— START OF Extracted entries —

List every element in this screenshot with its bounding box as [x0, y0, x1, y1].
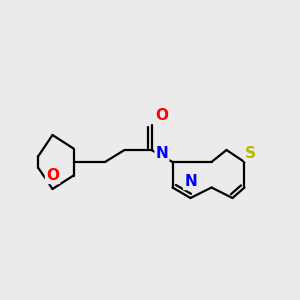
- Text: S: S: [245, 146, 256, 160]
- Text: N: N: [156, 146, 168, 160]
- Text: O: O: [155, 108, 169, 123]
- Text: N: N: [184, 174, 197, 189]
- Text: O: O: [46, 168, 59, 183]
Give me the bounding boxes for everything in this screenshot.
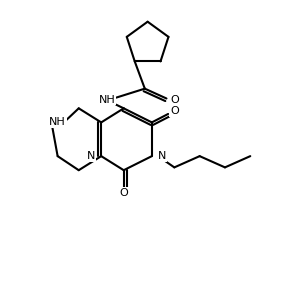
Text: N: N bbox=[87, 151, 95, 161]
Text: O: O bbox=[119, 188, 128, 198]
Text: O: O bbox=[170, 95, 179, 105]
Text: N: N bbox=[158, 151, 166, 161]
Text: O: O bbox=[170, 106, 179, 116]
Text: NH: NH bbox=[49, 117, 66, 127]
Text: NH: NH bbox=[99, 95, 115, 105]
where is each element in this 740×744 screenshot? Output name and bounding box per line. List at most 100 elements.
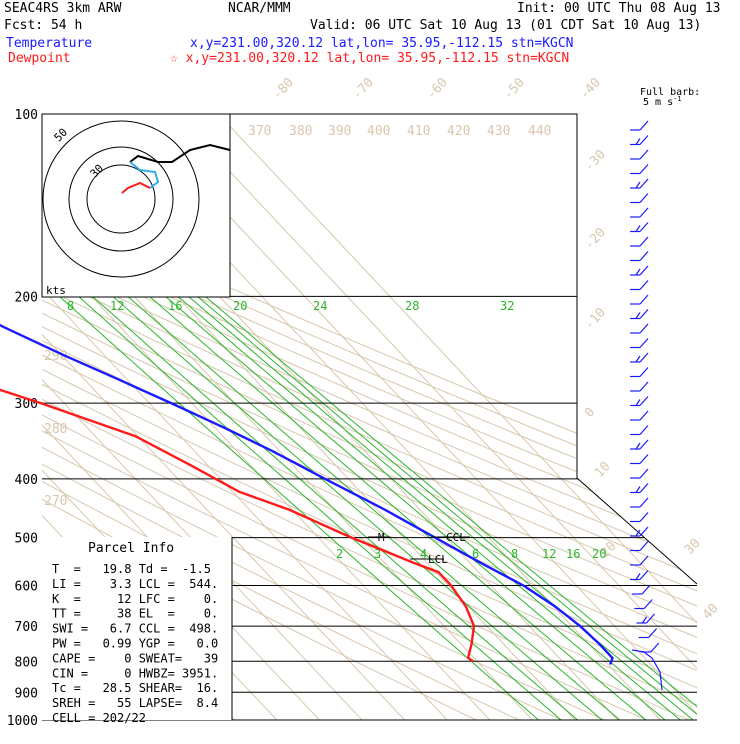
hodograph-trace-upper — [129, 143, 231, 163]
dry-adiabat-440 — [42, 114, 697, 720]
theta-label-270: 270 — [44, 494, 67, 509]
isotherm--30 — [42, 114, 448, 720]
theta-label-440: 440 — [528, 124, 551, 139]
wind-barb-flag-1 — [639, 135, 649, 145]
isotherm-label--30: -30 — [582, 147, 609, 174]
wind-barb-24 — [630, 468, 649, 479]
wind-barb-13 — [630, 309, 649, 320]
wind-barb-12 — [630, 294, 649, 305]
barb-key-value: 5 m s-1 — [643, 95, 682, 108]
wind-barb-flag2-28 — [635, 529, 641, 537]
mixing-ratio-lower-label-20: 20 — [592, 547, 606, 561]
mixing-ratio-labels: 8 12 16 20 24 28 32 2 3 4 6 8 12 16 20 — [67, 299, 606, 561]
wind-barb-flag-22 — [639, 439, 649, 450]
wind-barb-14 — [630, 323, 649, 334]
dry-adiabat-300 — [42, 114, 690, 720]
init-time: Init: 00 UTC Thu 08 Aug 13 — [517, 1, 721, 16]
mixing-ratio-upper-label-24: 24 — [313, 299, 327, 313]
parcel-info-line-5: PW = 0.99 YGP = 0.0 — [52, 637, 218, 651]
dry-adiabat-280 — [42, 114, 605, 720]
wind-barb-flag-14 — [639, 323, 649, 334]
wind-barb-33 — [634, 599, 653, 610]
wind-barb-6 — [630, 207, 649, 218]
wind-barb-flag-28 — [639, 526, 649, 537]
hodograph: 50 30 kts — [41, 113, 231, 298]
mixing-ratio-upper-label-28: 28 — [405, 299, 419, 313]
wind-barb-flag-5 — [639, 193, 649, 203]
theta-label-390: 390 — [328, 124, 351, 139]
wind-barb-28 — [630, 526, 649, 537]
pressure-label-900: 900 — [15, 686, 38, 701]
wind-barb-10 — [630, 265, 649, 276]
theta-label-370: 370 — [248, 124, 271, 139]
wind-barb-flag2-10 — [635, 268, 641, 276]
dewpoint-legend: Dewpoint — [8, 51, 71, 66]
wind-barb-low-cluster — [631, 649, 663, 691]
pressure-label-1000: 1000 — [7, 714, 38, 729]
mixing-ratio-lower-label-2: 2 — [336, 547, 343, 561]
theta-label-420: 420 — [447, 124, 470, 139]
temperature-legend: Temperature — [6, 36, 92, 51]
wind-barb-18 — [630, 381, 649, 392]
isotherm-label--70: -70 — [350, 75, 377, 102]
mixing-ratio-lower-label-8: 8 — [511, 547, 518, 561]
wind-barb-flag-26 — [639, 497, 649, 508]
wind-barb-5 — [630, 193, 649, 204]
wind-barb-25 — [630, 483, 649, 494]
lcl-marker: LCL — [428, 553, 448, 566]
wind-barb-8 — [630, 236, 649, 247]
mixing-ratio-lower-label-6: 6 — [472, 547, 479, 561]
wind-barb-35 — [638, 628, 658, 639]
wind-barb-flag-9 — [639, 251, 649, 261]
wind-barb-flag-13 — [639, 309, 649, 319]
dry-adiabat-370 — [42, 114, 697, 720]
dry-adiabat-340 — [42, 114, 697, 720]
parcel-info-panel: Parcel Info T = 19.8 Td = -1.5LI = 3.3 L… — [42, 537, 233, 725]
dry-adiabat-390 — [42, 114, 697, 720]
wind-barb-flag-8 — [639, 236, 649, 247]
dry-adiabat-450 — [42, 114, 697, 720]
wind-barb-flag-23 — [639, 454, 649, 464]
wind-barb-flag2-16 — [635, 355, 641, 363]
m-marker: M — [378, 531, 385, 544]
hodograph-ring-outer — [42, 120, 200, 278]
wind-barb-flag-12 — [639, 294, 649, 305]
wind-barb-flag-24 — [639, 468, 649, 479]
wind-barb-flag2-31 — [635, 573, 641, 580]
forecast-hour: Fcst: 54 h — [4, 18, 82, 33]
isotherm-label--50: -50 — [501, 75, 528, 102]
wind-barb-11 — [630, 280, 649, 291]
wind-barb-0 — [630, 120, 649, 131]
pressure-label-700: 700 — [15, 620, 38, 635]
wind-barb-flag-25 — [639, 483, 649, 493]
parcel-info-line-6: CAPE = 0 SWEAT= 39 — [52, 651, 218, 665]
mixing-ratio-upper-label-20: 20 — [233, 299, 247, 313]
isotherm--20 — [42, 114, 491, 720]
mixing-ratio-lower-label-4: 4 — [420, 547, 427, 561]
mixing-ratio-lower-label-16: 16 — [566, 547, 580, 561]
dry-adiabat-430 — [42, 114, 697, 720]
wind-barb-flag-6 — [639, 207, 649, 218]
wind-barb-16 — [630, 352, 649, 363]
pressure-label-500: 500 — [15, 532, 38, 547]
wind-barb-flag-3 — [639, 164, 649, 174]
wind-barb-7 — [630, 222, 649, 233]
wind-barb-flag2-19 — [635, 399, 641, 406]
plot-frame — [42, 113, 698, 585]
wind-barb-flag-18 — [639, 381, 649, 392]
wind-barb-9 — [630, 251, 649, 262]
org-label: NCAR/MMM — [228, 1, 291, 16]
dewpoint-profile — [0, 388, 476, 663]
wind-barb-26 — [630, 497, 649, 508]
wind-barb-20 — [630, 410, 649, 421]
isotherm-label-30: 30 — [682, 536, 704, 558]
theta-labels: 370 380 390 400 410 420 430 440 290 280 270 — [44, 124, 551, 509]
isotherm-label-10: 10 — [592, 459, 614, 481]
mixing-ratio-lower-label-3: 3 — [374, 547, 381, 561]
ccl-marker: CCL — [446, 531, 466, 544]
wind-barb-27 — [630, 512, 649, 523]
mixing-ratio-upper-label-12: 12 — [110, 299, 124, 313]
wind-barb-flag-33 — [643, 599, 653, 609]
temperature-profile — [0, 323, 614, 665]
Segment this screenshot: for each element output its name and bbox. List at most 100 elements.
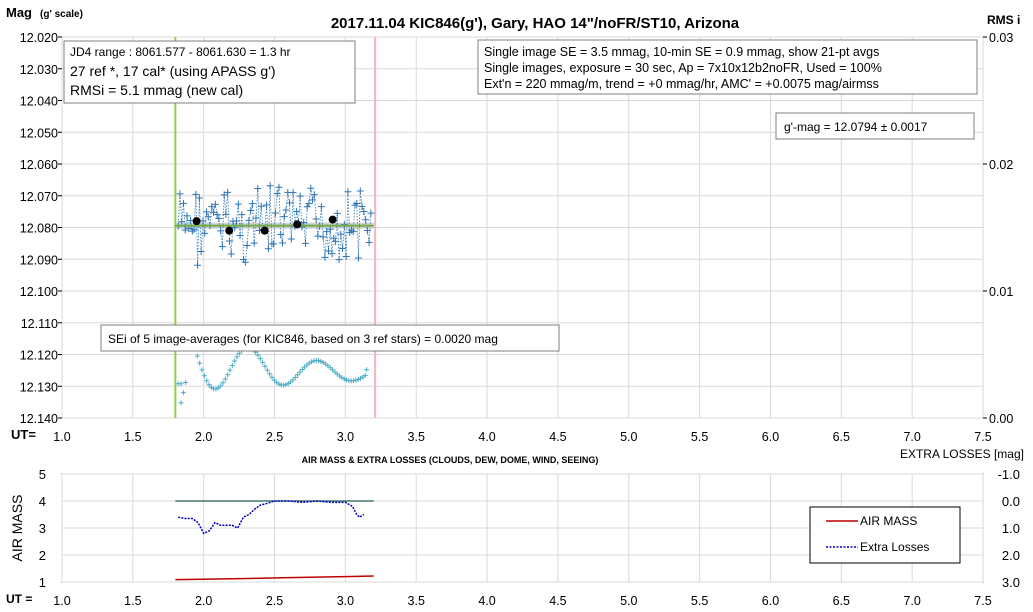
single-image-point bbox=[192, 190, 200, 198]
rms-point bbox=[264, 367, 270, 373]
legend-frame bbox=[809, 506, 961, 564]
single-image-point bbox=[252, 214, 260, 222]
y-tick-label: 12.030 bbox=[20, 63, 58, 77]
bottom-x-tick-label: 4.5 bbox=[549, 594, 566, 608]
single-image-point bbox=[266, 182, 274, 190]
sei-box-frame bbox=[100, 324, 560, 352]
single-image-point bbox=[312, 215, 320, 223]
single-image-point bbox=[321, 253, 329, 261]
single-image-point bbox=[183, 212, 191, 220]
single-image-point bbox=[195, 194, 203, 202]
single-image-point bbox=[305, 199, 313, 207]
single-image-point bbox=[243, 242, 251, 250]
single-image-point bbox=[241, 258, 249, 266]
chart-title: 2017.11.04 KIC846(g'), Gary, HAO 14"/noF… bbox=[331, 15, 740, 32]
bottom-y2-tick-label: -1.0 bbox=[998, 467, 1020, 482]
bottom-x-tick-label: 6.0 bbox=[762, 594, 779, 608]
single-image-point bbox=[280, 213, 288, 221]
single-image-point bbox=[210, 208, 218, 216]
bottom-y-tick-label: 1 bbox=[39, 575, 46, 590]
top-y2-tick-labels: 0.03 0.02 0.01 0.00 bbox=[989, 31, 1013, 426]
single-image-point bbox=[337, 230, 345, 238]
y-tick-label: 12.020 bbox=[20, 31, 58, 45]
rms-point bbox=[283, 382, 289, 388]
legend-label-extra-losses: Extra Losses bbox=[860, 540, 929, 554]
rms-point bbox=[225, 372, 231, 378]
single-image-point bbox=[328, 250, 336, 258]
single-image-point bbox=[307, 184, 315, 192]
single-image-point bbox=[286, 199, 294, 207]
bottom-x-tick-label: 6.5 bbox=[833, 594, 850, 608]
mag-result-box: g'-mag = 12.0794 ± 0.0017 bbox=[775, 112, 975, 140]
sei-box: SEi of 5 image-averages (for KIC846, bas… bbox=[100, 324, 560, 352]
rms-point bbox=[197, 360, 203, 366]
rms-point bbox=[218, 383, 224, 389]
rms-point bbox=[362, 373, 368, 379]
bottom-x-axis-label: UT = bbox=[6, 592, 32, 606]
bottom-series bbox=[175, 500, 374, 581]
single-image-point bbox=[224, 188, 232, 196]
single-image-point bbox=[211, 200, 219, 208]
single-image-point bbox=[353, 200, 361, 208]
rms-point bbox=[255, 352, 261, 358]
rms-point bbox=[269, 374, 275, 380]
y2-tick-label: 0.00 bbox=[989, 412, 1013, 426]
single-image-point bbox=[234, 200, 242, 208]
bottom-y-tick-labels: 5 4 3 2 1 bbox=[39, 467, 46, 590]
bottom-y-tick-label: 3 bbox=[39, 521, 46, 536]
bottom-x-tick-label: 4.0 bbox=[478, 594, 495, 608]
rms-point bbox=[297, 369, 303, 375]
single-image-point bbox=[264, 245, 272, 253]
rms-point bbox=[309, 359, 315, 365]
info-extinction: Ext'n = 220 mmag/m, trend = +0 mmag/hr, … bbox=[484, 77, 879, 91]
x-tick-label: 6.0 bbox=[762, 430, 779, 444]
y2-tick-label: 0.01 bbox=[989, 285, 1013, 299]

— END OF Extracted entries —

- Written request: Reproduce the records from the line containing "- Text: S: S: [245, 146, 256, 160]" through the line containing "where is each", replacing every "bbox" with "box" and leaving everything else unchanged. Return only those lines, without the pictures.

- Worked solution:
- Text: S: S: [245, 146, 256, 160]
- Text: N: N: [156, 146, 168, 160]
- Text: O: O: [155, 108, 169, 123]
- Text: N: N: [184, 174, 197, 189]
- Text: O: O: [46, 168, 59, 183]
Give me the bounding boxes for everything in this screenshot.
Text: N: N box=[87, 151, 95, 161]
Text: O: O box=[119, 188, 128, 198]
Text: O: O box=[170, 95, 179, 105]
Text: N: N box=[158, 151, 166, 161]
Text: O: O box=[170, 106, 179, 116]
Text: NH: NH box=[49, 117, 66, 127]
Text: NH: NH box=[99, 95, 115, 105]
where is each element in this 740×744 screenshot? Output name and bounding box per line. List at most 100 elements.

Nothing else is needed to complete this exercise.